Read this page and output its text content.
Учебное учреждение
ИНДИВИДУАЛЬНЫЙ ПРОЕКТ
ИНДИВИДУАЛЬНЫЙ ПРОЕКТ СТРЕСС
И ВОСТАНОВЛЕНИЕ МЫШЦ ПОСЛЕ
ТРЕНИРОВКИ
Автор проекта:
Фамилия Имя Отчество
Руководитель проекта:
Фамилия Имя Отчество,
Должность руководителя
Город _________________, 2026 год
=====
Work instructions
Show every line of the records above that contains the word "Фамилия".

Solved exercise
Фамилия Имя Отчество
Фамилия Имя Отчество,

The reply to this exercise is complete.